* What you will do
Copy out every line of the data exactly.

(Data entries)
"""

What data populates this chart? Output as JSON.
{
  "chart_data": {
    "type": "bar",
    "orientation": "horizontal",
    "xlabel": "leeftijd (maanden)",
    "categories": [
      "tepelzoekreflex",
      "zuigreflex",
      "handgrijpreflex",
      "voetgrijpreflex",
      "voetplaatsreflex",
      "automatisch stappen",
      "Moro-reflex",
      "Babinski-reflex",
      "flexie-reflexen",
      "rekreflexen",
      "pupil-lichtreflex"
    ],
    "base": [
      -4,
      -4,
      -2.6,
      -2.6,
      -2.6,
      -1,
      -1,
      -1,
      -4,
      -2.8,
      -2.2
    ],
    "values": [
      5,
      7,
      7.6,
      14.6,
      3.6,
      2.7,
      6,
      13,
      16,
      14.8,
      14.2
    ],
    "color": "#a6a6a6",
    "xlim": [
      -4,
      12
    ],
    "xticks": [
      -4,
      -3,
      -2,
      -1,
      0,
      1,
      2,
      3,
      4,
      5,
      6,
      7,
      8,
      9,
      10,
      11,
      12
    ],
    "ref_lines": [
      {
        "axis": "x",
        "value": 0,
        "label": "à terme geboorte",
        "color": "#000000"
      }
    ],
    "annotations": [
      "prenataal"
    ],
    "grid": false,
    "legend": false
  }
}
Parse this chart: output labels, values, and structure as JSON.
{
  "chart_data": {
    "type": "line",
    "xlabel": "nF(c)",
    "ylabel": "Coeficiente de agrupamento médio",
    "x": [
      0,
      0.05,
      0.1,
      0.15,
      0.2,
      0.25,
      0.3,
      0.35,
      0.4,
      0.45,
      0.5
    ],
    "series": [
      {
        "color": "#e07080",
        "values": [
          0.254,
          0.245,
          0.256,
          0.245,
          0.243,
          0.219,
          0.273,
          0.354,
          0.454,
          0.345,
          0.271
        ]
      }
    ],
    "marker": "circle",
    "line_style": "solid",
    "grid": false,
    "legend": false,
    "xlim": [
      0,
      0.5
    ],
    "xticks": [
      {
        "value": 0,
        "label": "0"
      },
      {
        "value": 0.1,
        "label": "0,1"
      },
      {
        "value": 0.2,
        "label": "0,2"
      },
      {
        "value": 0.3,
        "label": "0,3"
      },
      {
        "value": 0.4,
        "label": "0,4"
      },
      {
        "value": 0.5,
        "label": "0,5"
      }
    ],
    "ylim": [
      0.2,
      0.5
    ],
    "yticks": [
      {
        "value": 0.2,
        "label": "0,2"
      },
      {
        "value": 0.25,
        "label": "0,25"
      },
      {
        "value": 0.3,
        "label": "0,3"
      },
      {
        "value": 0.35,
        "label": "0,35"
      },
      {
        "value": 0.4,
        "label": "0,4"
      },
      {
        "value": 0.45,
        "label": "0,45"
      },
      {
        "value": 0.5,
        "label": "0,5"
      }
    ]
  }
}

"""

* Solution for this task
What data populates this chart? Output as JSON.
{
  "chart_data": {
    "type": "bar",
    "orientation": "horizontal",
    "xlabel": "leeftijd (maanden)",
    "categories": [
      "tepelzoekreflex",
      "zuigreflex",
      "handgrijpreflex",
      "voetgrijpreflex",
      "voetplaatsreflex",
      "automatisch stappen",
      "Moro-reflex",
      "Babinski-reflex",
      "flexie-reflexen",
      "rekreflexen",
      "pupil-lichtreflex"
    ],
    "base": [
      -4,
      -4,
      -2.6,
      -2.6,
      -2.6,
      -1,
      -1,
      -1,
      -4,
      -2.8,
      -2.2
    ],
    "values": [
      5,
      7,
      7.6,
      14.6,
      3.6,
      2.7,
      6,
      13,
      16,
      14.8,
      14.2
    ],
    "color": "#a6a6a6",
    "xlim": [
      -4,
      12
    ],
    "xticks": [
      -4,
      -3,
      -2,
      -1,
      0,
      1,
      2,
      3,
      4,
      5,
      6,
      7,
      8,
      9,
      10,
      11,
      12
    ],
    "ref_lines": [
      {
        "axis": "x",
        "value": 0,
        "label": "à terme geboorte",
        "color": "#000000"
      }
    ],
    "annotations": [
      "prenataal"
    ],
    "grid": false,
    "legend": false
  }
}
Parse this chart: output labels, values, and structure as JSON.
{
  "chart_data": {
    "type": "line",
    "xlabel": "nF(c)",
    "ylabel": "Coeficiente de agrupamento médio",
    "x": [
      0,
      0.05,
      0.1,
      0.15,
      0.2,
      0.25,
      0.3,
      0.35,
      0.4,
      0.45,
      0.5
    ],
    "series": [
      {
        "color": "#e07080",
        "values": [
          0.254,
          0.245,
          0.256,
          0.245,
          0.243,
          0.219,
          0.273,
          0.354,
          0.454,
          0.345,
          0.271
        ]
      }
    ],
    "marker": "circle",
    "line_style": "solid",
    "grid": false,
    "legend": false,
    "xlim": [
      0,
      0.5
    ],
    "xticks": [
      {
        "value": 0,
        "label": "0"
      },
      {
        "value": 0.1,
        "label": "0,1"
      },
      {
        "value": 0.2,
        "label": "0,2"
      },
      {
        "value": 0.3,
        "label": "0,3"
      },
      {
        "value": 0.4,
        "label": "0,4"
      },
      {
        "value": 0.5,
        "label": "0,5"
      }
    ],
    "ylim": [
      0.2,
      0.5
    ],
    "yticks": [
      {
        "value": 0.2,
        "label": "0,2"
      },
      {
        "value": 0.25,
        "label": "0,25"
      },
      {
        "value": 0.3,
        "label": "0,3"
      },
      {
        "value": 0.35,
        "label": "0,35"
      },
      {
        "value": 0.4,
        "label": "0,4"
      },
      {
        "value": 0.45,
        "label": "0,45"
      },
      {
        "value": 0.5,
        "label": "0,5"
      }
    ]
  }
}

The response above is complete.